[Entries for layout elements]

-.-.-

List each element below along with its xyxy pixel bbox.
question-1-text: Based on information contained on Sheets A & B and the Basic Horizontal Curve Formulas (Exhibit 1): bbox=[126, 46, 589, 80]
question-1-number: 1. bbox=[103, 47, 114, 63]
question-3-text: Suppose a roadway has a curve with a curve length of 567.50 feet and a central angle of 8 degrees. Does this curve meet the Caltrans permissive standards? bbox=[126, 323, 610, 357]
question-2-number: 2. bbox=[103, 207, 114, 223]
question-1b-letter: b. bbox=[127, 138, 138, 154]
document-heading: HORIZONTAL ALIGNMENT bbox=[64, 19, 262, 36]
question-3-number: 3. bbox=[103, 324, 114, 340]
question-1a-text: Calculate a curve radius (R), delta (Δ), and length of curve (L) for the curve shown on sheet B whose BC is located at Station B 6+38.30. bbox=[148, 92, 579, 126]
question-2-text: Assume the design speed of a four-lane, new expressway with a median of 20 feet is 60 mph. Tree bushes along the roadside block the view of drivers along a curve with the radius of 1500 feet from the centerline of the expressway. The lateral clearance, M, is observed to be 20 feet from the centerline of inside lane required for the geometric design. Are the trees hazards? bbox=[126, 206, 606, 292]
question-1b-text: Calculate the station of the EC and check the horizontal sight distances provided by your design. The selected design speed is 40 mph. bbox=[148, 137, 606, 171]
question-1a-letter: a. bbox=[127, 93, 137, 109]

-.-.-

**Task requirements:**
Quote every line of the data above, word for word and in the same order.

**Solution:**
List each element below along with its xyxy pixel bbox.
question-1-text: Based on information contained on Sheets A & B and the Basic Horizontal Curve Formulas (Exhibit 1): bbox=[126, 46, 589, 80]
question-1-number: 1. bbox=[103, 47, 114, 63]
question-3-text: Suppose a roadway has a curve with a curve length of 567.50 feet and a central angle of 8 degrees. Does this curve meet the Caltrans permissive standards? bbox=[126, 323, 610, 357]
question-2-number: 2. bbox=[103, 207, 114, 223]
question-1b-letter: b. bbox=[127, 138, 138, 154]
document-heading: HORIZONTAL ALIGNMENT bbox=[64, 19, 262, 36]
question-3-number: 3. bbox=[103, 324, 114, 340]
question-1a-text: Calculate a curve radius (R), delta (Δ), and length of curve (L) for the curve shown on sheet B whose BC is located at Station B 6+38.30. bbox=[148, 92, 579, 126]
question-2-text: Assume the design speed of a four-lane, new expressway with a median of 20 feet is 60 mph. Tree bushes along the roadside block the view of drivers along a curve with the radius of 1500 feet from the centerline of the expressway. The lateral clearance, M, is observed to be 20 feet from the centerline of inside lane required for the geometric design. Are the trees hazards? bbox=[126, 206, 606, 292]
question-1b-text: Calculate the station of the EC and check the horizontal sight distances provided by your design. The selected design speed is 40 mph. bbox=[148, 137, 606, 171]
question-1a-letter: a. bbox=[127, 93, 137, 109]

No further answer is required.